What the exercise asks -
How many lines in the entries below include the string "typu"? Answer with the number only.

Record excerpts -

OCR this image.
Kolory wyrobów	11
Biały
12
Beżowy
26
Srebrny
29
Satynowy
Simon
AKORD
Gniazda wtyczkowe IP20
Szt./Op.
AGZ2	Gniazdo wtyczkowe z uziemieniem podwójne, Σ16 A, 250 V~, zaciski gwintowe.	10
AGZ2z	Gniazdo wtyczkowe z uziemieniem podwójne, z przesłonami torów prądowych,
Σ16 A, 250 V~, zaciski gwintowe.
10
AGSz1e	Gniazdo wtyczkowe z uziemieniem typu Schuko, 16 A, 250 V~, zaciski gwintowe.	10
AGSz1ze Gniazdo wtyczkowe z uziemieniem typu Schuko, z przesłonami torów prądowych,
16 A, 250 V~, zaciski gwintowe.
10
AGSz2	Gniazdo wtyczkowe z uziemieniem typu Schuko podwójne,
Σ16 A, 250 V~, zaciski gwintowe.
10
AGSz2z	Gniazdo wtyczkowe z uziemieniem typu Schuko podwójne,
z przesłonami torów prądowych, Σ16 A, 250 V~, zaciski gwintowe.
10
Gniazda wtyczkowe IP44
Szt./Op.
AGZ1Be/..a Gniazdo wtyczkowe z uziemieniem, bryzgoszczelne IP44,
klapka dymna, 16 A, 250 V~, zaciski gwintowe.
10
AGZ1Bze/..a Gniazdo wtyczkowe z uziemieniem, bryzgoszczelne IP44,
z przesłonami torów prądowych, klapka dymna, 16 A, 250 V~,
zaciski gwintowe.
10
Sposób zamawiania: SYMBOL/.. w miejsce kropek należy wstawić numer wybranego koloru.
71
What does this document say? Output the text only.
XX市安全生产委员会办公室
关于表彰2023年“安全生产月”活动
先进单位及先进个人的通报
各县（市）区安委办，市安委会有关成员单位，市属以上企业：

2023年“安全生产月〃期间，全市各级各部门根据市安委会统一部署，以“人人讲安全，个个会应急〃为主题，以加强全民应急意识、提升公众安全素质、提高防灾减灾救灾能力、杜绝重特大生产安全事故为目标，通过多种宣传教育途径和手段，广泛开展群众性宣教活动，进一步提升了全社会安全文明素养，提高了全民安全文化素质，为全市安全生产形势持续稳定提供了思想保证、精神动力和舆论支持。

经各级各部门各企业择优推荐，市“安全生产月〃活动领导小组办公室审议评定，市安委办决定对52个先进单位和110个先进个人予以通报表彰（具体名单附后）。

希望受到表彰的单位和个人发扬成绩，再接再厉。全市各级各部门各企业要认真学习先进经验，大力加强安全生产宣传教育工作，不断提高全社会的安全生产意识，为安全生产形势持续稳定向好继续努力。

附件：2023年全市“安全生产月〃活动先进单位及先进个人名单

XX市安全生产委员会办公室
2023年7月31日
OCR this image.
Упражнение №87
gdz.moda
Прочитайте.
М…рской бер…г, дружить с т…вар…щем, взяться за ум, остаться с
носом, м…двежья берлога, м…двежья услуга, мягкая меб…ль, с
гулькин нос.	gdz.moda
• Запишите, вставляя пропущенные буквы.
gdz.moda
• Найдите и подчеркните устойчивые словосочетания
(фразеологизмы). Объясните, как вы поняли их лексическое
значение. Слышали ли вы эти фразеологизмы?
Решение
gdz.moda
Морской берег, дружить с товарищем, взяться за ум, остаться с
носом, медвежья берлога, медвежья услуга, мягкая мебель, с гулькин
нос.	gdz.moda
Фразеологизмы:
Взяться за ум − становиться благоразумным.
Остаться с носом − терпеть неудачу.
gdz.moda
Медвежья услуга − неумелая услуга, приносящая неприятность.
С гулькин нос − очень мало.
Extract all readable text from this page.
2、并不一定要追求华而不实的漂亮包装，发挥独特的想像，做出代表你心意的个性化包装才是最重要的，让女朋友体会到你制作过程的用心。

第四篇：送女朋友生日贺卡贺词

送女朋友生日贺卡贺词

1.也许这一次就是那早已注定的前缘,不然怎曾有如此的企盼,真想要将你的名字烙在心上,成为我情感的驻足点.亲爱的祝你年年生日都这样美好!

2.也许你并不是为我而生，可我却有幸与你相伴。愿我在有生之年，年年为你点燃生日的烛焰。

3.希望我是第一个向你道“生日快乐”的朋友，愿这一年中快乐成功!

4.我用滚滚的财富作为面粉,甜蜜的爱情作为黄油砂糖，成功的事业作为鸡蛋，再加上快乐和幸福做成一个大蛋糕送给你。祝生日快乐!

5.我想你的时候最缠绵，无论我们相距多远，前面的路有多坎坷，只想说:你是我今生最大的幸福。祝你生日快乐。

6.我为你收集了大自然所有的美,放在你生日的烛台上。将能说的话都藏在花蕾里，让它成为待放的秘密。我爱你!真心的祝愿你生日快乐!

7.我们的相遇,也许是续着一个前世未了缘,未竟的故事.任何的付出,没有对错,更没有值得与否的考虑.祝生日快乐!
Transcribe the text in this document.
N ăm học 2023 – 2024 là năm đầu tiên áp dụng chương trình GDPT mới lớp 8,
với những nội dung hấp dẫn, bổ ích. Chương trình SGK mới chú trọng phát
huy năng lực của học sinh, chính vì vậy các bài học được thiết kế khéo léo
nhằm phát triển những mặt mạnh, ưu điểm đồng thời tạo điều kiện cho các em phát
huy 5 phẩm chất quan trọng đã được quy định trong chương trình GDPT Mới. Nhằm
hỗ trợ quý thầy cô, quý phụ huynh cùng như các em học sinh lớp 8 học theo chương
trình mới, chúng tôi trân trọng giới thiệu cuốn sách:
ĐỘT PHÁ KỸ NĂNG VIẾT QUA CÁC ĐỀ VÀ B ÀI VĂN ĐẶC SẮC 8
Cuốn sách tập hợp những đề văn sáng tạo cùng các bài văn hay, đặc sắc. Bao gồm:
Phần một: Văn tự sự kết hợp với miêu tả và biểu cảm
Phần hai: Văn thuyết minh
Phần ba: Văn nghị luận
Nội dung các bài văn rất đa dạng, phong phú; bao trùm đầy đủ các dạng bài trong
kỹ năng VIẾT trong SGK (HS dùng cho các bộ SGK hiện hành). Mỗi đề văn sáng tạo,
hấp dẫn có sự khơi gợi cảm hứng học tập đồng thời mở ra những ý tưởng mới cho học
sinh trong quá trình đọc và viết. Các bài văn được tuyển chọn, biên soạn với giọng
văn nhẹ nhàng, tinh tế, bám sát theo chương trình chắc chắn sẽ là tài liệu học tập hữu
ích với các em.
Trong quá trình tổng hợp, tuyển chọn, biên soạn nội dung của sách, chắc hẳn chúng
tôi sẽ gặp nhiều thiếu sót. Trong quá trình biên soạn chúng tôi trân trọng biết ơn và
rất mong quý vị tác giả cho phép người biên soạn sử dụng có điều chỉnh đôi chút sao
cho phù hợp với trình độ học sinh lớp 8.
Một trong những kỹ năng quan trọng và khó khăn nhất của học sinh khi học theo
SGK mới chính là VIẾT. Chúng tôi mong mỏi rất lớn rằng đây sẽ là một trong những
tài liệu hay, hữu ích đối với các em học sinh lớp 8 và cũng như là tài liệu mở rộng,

Response below -
4